* Data extracted from a collection
----
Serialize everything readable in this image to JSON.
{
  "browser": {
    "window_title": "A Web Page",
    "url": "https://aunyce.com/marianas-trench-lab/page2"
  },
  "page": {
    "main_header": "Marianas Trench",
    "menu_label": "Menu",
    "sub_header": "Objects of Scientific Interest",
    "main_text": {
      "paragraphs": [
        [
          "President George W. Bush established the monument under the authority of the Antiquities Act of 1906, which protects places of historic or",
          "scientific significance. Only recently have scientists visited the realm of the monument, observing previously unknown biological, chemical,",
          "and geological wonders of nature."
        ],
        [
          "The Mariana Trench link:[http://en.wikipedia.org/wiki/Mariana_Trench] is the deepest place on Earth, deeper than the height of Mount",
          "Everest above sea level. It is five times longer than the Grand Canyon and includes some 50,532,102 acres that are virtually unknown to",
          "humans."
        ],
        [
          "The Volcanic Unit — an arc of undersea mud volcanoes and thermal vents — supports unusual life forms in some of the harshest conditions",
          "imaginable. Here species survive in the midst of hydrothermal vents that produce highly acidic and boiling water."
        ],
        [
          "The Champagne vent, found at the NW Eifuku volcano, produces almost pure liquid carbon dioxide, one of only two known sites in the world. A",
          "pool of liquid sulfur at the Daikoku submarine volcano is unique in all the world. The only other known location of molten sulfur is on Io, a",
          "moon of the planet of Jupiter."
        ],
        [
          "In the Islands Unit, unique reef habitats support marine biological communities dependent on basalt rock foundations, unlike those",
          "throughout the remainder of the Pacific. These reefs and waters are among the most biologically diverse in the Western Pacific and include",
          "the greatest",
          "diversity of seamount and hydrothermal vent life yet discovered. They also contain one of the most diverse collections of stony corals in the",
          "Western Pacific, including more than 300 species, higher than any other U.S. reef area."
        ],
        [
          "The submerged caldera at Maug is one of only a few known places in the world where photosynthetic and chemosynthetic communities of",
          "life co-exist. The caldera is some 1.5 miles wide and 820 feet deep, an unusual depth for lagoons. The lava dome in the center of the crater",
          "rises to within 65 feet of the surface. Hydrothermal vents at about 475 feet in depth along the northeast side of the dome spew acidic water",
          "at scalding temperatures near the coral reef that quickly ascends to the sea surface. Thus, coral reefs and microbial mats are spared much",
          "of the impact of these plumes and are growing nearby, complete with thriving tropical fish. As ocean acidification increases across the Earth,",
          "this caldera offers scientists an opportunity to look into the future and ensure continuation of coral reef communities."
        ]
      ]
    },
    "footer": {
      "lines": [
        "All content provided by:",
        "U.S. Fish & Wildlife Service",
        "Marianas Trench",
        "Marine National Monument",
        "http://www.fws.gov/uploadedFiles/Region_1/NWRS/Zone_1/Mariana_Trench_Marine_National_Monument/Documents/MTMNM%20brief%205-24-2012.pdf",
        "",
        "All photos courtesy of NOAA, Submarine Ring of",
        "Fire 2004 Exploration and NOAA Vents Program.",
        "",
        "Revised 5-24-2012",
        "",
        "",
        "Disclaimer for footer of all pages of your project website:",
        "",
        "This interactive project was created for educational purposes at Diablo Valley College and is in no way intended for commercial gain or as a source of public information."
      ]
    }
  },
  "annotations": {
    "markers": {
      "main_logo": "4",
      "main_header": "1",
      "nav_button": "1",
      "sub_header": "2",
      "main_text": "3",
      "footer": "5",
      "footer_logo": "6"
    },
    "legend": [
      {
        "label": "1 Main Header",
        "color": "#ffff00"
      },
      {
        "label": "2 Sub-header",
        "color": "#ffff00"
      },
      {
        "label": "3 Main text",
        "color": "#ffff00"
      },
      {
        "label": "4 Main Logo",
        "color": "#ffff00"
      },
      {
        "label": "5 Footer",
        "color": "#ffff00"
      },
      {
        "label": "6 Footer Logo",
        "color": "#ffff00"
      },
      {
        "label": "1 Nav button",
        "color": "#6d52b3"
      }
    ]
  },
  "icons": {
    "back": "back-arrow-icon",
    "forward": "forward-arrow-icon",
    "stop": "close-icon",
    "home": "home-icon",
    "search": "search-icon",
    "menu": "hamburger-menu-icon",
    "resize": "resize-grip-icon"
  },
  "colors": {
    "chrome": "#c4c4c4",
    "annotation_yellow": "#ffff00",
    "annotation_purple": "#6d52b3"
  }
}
----
* WHAT THE TASK REQUIRES
Your task is to gather every line with the word "liquid" and copy it.

* RESULT OF THIS EXERCISE
          "The Champagne vent, found at the NW Eifuku volcano, produces almost pure liquid carbon dioxide, one of only two known sites in the world. A",
          "pool of liquid sulfur at the Daikoku submarine volcano is unique in all the world. The only other known location of molten sulfur is on Io, a",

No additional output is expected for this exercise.